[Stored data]

* begin *

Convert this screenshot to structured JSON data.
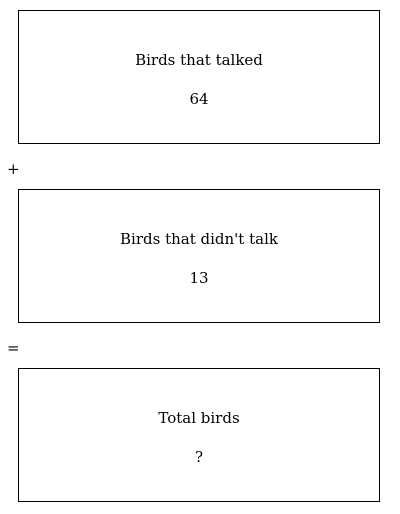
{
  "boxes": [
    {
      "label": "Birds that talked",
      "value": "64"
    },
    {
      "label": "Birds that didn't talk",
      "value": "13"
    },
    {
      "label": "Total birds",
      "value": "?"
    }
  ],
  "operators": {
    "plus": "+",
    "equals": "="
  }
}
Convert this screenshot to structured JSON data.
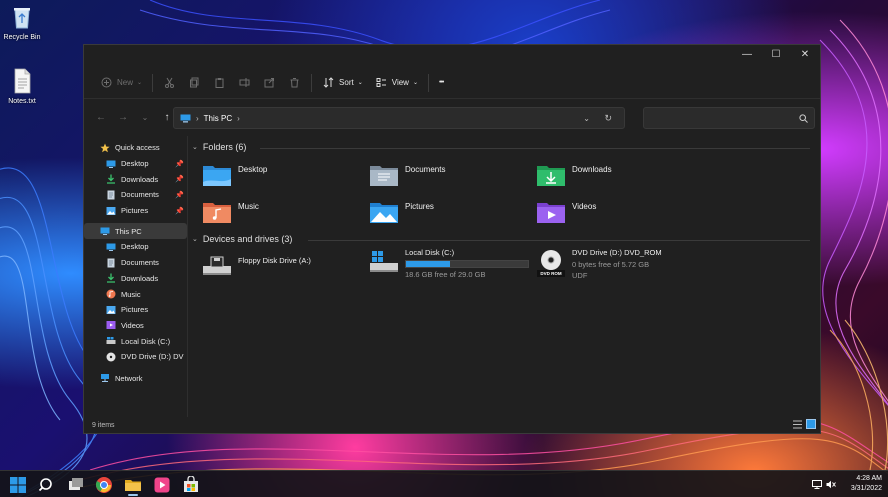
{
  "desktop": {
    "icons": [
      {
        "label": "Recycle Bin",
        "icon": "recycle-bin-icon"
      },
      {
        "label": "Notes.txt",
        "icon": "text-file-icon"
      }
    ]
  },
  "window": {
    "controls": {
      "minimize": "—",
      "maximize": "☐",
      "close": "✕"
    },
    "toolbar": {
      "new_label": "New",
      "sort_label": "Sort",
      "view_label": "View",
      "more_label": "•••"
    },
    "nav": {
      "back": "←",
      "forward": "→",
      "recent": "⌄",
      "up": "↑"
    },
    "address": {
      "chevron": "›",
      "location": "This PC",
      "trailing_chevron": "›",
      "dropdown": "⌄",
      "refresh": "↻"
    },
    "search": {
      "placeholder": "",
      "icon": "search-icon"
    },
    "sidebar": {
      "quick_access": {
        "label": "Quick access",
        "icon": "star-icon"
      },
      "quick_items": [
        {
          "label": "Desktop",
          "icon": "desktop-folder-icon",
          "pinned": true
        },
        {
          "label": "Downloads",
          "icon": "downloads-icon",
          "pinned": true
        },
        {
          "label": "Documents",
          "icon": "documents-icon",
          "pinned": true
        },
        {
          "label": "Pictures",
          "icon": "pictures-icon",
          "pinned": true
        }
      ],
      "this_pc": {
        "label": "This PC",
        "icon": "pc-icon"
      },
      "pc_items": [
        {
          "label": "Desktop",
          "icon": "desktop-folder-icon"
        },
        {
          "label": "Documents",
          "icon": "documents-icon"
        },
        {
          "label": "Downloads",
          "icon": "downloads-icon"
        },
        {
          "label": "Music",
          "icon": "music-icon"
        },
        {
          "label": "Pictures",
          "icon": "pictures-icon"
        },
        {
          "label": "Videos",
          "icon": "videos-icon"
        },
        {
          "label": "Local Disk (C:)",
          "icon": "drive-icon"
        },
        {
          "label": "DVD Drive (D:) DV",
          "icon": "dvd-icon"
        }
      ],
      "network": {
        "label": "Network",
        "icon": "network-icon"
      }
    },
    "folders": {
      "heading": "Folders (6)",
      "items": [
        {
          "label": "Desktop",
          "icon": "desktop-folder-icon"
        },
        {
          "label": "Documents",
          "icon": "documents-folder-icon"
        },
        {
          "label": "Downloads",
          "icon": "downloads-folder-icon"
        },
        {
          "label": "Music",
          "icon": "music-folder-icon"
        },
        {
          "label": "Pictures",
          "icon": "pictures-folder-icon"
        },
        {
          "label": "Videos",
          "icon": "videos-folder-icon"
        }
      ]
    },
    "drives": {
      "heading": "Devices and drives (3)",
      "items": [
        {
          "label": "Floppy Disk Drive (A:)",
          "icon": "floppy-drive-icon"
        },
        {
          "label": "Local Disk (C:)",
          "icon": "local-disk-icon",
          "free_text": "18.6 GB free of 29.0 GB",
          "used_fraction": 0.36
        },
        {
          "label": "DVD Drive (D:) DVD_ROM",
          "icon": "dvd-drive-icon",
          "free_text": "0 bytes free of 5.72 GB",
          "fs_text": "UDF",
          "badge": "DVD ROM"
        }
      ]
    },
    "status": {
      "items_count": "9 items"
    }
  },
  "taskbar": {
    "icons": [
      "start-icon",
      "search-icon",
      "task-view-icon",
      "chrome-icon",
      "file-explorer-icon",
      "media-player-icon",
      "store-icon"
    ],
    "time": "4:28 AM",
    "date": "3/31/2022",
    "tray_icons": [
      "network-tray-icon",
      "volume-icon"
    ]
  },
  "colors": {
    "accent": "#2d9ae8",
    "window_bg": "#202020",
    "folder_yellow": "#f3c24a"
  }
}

* end *
* begin *

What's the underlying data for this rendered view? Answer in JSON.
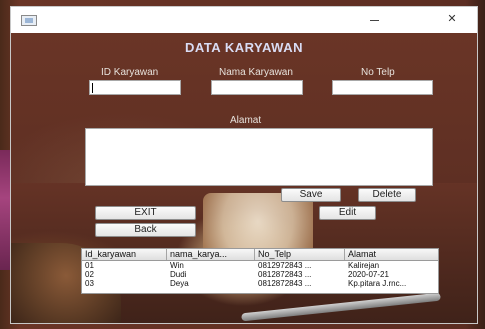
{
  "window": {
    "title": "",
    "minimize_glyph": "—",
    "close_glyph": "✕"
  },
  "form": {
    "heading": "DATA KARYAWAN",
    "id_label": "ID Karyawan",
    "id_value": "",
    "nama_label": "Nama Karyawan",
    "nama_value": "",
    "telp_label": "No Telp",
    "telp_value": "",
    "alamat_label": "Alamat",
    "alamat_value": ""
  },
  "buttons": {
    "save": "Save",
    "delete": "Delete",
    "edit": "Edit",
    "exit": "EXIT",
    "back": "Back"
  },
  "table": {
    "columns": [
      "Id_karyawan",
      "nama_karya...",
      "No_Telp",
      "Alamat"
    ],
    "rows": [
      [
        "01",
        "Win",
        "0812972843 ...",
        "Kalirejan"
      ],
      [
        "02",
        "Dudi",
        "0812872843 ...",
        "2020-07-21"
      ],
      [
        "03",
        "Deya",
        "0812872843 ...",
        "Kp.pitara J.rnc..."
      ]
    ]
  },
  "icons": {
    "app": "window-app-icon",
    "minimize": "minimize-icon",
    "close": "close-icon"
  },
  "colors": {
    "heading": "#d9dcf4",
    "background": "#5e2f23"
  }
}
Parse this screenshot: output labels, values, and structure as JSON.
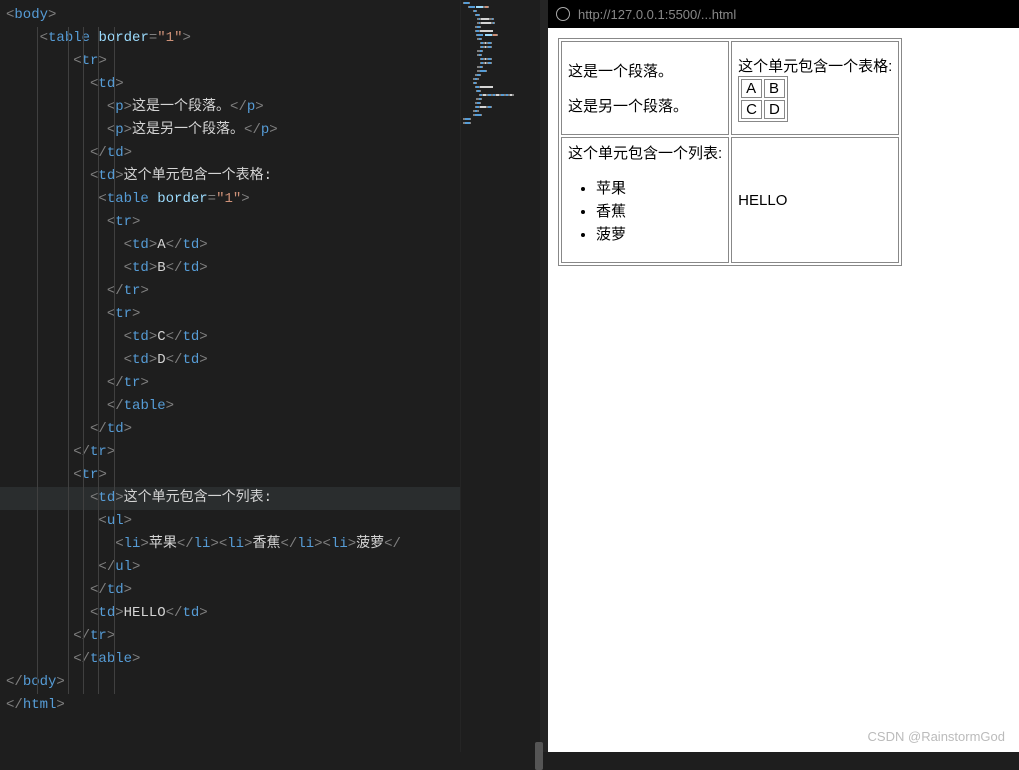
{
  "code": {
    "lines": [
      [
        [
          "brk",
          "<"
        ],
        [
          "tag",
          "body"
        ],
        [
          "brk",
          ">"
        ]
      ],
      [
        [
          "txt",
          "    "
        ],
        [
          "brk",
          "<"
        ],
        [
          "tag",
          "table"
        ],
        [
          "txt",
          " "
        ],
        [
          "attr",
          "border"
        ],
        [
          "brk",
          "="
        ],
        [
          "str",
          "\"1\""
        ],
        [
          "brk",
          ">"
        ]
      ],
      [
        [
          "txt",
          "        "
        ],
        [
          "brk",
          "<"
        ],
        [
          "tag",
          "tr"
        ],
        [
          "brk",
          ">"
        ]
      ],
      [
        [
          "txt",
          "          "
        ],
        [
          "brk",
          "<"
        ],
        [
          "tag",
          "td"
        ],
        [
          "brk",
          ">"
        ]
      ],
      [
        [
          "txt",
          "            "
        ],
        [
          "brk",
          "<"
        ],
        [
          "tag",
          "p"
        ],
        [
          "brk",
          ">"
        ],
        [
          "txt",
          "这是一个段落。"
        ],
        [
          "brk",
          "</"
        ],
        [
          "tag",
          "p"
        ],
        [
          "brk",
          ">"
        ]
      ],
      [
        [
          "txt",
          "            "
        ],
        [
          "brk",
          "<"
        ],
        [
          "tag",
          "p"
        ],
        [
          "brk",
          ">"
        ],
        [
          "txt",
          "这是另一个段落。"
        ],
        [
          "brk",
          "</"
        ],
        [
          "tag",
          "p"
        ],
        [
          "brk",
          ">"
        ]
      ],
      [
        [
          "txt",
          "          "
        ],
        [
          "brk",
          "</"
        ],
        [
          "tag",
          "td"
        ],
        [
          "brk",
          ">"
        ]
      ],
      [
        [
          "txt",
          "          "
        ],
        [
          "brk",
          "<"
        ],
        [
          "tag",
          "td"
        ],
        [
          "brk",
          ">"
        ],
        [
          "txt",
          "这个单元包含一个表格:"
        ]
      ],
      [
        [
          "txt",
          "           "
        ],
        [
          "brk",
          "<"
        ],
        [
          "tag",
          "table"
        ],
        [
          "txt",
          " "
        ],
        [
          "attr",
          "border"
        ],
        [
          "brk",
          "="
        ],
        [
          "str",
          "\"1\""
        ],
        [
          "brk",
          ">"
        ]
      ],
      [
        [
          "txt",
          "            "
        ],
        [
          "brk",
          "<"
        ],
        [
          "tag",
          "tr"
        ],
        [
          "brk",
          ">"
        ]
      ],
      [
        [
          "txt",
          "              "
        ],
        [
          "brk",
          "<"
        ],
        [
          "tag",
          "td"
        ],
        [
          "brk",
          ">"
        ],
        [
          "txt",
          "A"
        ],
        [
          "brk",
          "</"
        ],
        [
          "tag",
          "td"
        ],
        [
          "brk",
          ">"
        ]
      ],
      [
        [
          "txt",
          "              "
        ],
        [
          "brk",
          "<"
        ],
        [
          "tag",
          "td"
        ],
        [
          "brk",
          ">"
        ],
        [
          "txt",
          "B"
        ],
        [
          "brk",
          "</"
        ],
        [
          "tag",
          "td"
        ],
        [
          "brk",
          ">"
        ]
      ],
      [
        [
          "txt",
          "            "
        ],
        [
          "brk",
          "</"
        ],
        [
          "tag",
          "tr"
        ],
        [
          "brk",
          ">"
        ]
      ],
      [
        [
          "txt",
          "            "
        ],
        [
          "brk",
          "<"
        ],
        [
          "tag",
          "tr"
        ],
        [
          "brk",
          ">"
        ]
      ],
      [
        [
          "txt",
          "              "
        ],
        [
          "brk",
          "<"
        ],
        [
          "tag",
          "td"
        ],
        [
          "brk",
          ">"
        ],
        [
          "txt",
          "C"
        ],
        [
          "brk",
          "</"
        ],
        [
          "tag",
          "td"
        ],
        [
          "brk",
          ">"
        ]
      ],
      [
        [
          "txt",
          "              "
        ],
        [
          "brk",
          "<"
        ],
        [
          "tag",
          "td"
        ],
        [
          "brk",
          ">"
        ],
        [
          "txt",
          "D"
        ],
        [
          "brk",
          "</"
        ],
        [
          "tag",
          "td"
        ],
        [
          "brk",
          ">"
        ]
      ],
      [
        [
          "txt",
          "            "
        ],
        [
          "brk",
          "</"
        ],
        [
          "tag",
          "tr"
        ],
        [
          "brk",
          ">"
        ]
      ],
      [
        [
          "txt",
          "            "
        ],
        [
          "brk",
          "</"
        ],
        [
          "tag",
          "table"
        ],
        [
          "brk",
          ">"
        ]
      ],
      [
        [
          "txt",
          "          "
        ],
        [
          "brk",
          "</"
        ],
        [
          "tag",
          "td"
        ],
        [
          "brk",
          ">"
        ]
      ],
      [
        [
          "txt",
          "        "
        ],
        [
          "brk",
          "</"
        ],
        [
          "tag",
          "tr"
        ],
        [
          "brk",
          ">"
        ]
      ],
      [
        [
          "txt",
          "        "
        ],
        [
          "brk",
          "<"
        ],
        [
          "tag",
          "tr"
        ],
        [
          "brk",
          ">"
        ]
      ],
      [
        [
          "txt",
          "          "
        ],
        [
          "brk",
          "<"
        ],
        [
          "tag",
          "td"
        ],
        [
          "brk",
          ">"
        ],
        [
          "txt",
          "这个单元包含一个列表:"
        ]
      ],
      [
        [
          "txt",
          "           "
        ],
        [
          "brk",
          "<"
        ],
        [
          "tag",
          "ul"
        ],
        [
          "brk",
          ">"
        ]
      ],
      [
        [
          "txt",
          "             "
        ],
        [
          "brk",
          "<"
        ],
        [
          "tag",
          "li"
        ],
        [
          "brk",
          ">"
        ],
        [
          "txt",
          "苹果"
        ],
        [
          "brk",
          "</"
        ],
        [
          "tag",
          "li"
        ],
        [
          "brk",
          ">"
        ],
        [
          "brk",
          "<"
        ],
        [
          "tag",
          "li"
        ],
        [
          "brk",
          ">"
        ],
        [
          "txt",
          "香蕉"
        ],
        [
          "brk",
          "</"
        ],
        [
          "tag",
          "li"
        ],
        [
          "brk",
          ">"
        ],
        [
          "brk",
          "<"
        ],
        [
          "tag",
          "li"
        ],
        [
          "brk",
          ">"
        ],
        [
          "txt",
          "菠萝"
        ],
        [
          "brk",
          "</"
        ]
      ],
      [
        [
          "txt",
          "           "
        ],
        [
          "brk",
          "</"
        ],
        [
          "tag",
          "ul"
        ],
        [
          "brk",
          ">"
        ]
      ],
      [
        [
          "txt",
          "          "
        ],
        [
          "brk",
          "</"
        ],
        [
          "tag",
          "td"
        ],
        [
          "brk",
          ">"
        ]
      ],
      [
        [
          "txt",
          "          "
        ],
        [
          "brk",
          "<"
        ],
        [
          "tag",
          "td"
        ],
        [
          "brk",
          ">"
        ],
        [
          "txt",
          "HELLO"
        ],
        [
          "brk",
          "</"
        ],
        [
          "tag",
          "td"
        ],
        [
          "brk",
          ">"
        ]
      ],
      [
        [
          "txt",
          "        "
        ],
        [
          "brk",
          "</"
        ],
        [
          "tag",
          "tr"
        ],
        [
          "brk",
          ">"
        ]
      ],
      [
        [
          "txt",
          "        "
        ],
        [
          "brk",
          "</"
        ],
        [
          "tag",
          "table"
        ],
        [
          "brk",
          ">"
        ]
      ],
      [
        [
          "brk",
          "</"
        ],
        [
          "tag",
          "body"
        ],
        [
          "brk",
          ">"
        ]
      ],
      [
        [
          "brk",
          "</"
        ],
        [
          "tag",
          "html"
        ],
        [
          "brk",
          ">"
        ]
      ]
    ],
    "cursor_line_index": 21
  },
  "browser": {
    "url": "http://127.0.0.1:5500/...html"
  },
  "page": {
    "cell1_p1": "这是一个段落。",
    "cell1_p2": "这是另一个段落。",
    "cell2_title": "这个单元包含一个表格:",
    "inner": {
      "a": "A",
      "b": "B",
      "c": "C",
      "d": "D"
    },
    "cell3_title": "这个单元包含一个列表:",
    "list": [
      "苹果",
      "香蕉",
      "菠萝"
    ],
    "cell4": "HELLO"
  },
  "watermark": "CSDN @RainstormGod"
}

* end *

→ **WHAT THE TASK REQUIRES**:
Pull every line containing "heading" out of the data above.

→ **WRITTEN SOLUTION**:
      "heading": "Folders (6)",
      "heading": "Devices and drives (3)",
    "heading": "DATA KARYAWAN",
    "heading": "#d9dcf4",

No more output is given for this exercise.